> What you should do:
Gather the lines from the material that contain "artifactId".

> Collection entries:
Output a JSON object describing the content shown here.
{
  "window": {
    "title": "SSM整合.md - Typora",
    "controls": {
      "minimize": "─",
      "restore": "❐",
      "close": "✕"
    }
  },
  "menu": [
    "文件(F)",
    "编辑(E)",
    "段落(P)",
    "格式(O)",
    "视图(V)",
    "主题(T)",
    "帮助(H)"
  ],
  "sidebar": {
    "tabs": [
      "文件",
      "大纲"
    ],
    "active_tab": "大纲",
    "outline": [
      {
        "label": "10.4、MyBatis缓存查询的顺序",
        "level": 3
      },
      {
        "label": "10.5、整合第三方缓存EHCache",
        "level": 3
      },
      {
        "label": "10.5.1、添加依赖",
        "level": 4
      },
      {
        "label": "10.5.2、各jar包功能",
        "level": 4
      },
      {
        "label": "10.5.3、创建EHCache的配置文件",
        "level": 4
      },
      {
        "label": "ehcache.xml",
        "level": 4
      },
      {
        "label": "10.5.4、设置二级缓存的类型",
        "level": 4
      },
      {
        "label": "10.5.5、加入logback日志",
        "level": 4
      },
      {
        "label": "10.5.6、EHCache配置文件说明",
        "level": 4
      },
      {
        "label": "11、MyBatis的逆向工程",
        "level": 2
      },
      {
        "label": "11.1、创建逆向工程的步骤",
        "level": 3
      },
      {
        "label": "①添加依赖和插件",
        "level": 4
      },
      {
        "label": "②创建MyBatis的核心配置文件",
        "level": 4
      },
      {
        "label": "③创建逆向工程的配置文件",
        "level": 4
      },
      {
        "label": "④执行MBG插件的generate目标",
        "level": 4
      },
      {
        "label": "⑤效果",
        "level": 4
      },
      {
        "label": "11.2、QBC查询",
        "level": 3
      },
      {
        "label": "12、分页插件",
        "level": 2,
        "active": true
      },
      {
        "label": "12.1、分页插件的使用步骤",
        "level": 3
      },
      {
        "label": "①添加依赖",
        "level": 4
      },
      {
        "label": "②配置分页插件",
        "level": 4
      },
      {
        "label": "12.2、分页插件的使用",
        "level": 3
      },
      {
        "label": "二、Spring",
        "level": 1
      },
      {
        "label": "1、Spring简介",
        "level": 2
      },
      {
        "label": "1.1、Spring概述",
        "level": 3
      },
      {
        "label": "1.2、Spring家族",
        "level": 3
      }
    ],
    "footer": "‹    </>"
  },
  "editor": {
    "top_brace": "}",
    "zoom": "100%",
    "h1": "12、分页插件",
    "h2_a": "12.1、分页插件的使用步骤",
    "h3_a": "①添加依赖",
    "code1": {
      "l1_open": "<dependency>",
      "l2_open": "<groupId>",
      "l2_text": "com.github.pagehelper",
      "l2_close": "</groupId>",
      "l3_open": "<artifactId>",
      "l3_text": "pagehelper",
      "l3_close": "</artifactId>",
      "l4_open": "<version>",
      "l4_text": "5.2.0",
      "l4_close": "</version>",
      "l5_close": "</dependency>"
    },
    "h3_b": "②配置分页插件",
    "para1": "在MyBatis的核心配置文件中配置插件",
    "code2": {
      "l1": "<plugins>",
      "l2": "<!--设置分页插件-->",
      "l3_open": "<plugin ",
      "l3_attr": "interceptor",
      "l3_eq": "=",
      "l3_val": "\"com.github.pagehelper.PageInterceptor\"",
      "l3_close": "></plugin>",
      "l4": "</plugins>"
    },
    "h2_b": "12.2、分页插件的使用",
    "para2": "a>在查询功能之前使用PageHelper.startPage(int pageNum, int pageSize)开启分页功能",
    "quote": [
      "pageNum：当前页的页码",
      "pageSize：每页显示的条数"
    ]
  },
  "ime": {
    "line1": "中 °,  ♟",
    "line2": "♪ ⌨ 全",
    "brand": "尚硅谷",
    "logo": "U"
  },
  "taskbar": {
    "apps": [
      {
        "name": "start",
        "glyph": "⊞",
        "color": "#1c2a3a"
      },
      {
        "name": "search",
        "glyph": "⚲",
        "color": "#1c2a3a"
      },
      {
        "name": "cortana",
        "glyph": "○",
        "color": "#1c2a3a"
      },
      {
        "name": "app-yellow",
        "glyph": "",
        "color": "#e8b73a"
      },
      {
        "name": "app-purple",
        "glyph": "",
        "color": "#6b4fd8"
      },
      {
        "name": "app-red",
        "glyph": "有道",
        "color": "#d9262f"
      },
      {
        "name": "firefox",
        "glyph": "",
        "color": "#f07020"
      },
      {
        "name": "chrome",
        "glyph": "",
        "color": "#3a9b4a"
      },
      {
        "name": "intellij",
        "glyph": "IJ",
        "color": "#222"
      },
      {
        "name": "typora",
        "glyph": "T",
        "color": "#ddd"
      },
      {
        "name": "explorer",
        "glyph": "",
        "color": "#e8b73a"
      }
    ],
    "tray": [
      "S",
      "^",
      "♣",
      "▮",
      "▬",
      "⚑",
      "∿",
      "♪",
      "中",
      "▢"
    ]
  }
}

> Solution for this task:
      "l3_open": "<artifactId>",
      "l3_close": "</artifactId>",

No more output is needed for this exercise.